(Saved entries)
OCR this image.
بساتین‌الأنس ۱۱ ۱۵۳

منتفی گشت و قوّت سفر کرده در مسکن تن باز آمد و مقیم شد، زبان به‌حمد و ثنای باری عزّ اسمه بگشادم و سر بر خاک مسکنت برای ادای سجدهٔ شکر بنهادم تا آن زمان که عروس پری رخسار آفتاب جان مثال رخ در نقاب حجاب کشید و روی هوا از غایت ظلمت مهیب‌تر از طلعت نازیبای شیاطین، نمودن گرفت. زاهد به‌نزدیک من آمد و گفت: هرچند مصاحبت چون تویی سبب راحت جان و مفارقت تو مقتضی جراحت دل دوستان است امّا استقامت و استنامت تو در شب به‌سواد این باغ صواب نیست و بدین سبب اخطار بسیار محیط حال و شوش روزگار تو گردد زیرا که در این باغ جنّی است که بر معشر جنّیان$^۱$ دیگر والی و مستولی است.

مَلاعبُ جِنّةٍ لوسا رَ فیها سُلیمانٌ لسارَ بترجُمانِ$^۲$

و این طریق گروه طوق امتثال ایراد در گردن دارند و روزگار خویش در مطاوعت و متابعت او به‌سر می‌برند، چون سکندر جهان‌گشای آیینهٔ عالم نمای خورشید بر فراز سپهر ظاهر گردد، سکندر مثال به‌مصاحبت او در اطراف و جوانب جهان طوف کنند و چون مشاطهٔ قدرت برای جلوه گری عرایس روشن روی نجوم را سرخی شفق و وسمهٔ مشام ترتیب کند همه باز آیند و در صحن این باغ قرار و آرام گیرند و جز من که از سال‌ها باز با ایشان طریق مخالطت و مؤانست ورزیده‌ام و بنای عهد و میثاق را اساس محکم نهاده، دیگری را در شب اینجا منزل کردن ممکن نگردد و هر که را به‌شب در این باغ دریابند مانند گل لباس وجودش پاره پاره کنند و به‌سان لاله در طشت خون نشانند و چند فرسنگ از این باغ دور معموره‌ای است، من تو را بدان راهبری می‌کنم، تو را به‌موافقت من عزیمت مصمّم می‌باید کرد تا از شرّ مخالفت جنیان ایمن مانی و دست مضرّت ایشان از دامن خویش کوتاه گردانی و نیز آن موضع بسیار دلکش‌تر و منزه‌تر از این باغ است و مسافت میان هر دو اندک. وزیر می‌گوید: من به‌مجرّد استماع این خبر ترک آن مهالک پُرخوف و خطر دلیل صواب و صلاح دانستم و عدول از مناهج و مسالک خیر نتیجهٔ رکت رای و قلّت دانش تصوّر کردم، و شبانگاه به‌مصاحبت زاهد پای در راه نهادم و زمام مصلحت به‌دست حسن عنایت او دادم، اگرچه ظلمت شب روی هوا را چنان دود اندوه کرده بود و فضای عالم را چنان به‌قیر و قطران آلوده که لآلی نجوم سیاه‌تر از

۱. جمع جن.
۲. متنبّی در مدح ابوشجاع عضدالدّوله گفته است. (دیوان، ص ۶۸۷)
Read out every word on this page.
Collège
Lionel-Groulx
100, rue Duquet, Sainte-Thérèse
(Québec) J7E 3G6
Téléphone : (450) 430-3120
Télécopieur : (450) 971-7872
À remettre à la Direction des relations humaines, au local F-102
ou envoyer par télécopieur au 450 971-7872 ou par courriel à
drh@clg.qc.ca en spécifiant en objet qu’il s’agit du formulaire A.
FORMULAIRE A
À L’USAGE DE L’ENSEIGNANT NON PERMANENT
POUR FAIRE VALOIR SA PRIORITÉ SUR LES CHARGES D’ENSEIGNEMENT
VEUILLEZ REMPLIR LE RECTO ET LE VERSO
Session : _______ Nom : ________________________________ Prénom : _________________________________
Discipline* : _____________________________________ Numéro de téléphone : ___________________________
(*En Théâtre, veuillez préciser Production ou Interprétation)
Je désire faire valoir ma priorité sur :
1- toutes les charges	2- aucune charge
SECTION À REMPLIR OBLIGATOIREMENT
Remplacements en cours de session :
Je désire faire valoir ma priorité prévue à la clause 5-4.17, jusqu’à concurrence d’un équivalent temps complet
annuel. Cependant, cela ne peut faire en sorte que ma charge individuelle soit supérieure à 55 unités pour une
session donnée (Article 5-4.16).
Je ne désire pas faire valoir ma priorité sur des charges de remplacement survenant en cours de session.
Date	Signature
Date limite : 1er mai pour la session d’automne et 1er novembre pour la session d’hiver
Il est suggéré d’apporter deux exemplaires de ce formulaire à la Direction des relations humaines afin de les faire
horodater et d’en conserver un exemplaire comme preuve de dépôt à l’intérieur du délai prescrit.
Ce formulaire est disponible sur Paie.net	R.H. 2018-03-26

- [Exercise aim]: Return the entries above exactly as they appear.

- [Reply]:
OCR this image.
بساتین‌الأنس ۱۱ ۱۵۳

منتفی گشت و قوّت سفر کرده در مسکن تن باز آمد و مقیم شد، زبان به‌حمد و ثنای باری عزّ اسمه بگشادم و سر بر خاک مسکنت برای ادای سجدهٔ شکر بنهادم تا آن زمان که عروس پری رخسار آفتاب جان مثال رخ در نقاب حجاب کشید و روی هوا از غایت ظلمت مهیب‌تر از طلعت نازیبای شیاطین، نمودن گرفت. زاهد به‌نزدیک من آمد و گفت: هرچند مصاحبت چون تویی سبب راحت جان و مفارقت تو مقتضی جراحت دل دوستان است امّا استقامت و استنامت تو در شب به‌سواد این باغ صواب نیست و بدین سبب اخطار بسیار محیط حال و شوش روزگار تو گردد زیرا که در این باغ جنّی است که بر معشر جنّیان$^۱$ دیگر والی و مستولی است.

مَلاعبُ جِنّةٍ لوسا رَ فیها سُلیمانٌ لسارَ بترجُمانِ$^۲$

و این طریق گروه طوق امتثال ایراد در گردن دارند و روزگار خویش در مطاوعت و متابعت او به‌سر می‌برند، چون سکندر جهان‌گشای آیینهٔ عالم نمای خورشید بر فراز سپهر ظاهر گردد، سکندر مثال به‌مصاحبت او در اطراف و جوانب جهان طوف کنند و چون مشاطهٔ قدرت برای جلوه گری عرایس روشن روی نجوم را سرخی شفق و وسمهٔ مشام ترتیب کند همه باز آیند و در صحن این باغ قرار و آرام گیرند و جز من که از سال‌ها باز با ایشان طریق مخالطت و مؤانست ورزیده‌ام و بنای عهد و میثاق را اساس محکم نهاده، دیگری را در شب اینجا منزل کردن ممکن نگردد و هر که را به‌شب در این باغ دریابند مانند گل لباس وجودش پاره پاره کنند و به‌سان لاله در طشت خون نشانند و چند فرسنگ از این باغ دور معموره‌ای است، من تو را بدان راهبری می‌کنم، تو را به‌موافقت من عزیمت مصمّم می‌باید کرد تا از شرّ مخالفت جنیان ایمن مانی و دست مضرّت ایشان از دامن خویش کوتاه گردانی و نیز آن موضع بسیار دلکش‌تر و منزه‌تر از این باغ است و مسافت میان هر دو اندک. وزیر می‌گوید: من به‌مجرّد استماع این خبر ترک آن مهالک پُرخوف و خطر دلیل صواب و صلاح دانستم و عدول از مناهج و مسالک خیر نتیجهٔ رکت رای و قلّت دانش تصوّر کردم، و شبانگاه به‌مصاحبت زاهد پای در راه نهادم و زمام مصلحت به‌دست حسن عنایت او دادم، اگرچه ظلمت شب روی هوا را چنان دود اندوه کرده بود و فضای عالم را چنان به‌قیر و قطران آلوده که لآلی نجوم سیاه‌تر از

۱. جمع جن.
۲. متنبّی در مدح ابوشجاع عضدالدّوله گفته است. (دیوان، ص ۶۸۷)
Read out every word on this page.
Collège
Lionel-Groulx
100, rue Duquet, Sainte-Thérèse
(Québec) J7E 3G6
Téléphone : (450) 430-3120
Télécopieur : (450) 971-7872
À remettre à la Direction des relations humaines, au local F-102
ou envoyer par télécopieur au 450 971-7872 ou par courriel à
drh@clg.qc.ca en spécifiant en objet qu’il s’agit du formulaire A.
FORMULAIRE A
À L’USAGE DE L’ENSEIGNANT NON PERMANENT
POUR FAIRE VALOIR SA PRIORITÉ SUR LES CHARGES D’ENSEIGNEMENT
VEUILLEZ REMPLIR LE RECTO ET LE VERSO
Session : _______ Nom : ________________________________ Prénom : _________________________________
Discipline* : _____________________________________ Numéro de téléphone : ___________________________
(*En Théâtre, veuillez préciser Production ou Interprétation)
Je désire faire valoir ma priorité sur :
1- toutes les charges	2- aucune charge
SECTION À REMPLIR OBLIGATOIREMENT
Remplacements en cours de session :
Je désire faire valoir ma priorité prévue à la clause 5-4.17, jusqu’à concurrence d’un équivalent temps complet
annuel. Cependant, cela ne peut faire en sorte que ma charge individuelle soit supérieure à 55 unités pour une
session donnée (Article 5-4.16).
Je ne désire pas faire valoir ma priorité sur des charges de remplacement survenant en cours de session.
Date	Signature
Date limite : 1er mai pour la session d’automne et 1er novembre pour la session d’hiver
Il est suggéré d’apporter deux exemplaires de ce formulaire à la Direction des relations humaines afin de les faire
horodater et d’en conserver un exemplaire comme preuve de dépôt à l’intérieur du délai prescrit.
Ce formulaire est disponible sur Paie.net	R.H. 2018-03-26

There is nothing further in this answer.